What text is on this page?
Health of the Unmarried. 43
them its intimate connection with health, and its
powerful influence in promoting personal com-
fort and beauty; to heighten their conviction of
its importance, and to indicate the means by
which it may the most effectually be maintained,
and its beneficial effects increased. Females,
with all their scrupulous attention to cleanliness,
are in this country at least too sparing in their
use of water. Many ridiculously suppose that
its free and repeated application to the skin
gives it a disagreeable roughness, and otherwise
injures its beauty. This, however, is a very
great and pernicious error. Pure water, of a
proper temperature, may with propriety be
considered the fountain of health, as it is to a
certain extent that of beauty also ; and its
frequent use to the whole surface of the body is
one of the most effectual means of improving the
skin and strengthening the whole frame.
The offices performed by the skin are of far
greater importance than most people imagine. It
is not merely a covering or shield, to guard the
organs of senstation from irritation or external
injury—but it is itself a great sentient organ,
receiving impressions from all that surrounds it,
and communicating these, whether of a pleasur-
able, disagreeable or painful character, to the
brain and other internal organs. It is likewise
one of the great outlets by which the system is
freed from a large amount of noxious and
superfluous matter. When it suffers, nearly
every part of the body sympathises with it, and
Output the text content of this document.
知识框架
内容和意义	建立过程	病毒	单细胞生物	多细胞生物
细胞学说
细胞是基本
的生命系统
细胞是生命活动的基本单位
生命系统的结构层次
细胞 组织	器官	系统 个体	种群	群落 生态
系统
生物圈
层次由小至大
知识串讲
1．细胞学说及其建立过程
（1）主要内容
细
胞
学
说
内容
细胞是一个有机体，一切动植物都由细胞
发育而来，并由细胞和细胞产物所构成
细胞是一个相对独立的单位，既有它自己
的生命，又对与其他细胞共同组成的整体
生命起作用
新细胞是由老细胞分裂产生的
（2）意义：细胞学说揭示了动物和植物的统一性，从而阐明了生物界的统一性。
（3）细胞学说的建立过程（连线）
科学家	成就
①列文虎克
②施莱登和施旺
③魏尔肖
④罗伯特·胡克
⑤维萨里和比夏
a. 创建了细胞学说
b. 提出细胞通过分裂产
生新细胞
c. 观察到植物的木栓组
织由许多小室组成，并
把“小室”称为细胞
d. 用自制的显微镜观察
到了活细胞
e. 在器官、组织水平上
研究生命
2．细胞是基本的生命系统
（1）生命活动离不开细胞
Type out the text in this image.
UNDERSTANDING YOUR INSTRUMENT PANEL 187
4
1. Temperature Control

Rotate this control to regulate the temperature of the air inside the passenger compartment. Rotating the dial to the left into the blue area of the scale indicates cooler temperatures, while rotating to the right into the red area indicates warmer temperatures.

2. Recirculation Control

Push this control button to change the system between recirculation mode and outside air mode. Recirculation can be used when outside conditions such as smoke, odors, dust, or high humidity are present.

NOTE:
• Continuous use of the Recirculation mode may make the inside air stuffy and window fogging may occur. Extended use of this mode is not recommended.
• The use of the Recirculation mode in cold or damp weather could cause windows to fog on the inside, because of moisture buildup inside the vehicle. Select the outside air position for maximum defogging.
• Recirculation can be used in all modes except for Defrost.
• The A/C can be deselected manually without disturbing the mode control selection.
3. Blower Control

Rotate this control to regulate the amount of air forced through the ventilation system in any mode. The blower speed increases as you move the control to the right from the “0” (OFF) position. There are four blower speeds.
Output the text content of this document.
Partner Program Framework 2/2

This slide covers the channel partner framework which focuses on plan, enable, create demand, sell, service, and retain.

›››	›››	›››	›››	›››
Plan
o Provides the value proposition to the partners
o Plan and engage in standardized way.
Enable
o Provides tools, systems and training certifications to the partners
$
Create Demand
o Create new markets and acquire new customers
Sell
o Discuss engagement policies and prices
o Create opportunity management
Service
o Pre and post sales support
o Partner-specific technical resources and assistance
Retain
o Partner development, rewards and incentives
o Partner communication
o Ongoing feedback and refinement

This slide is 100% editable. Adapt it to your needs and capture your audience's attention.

## Directions
Copy each line holding the word "attention" from the listing above.

## Exercise result
with all their scrupulous attention to cleanliness,
This slide is 100% editable. Adapt it to your needs and capture your audience's attention.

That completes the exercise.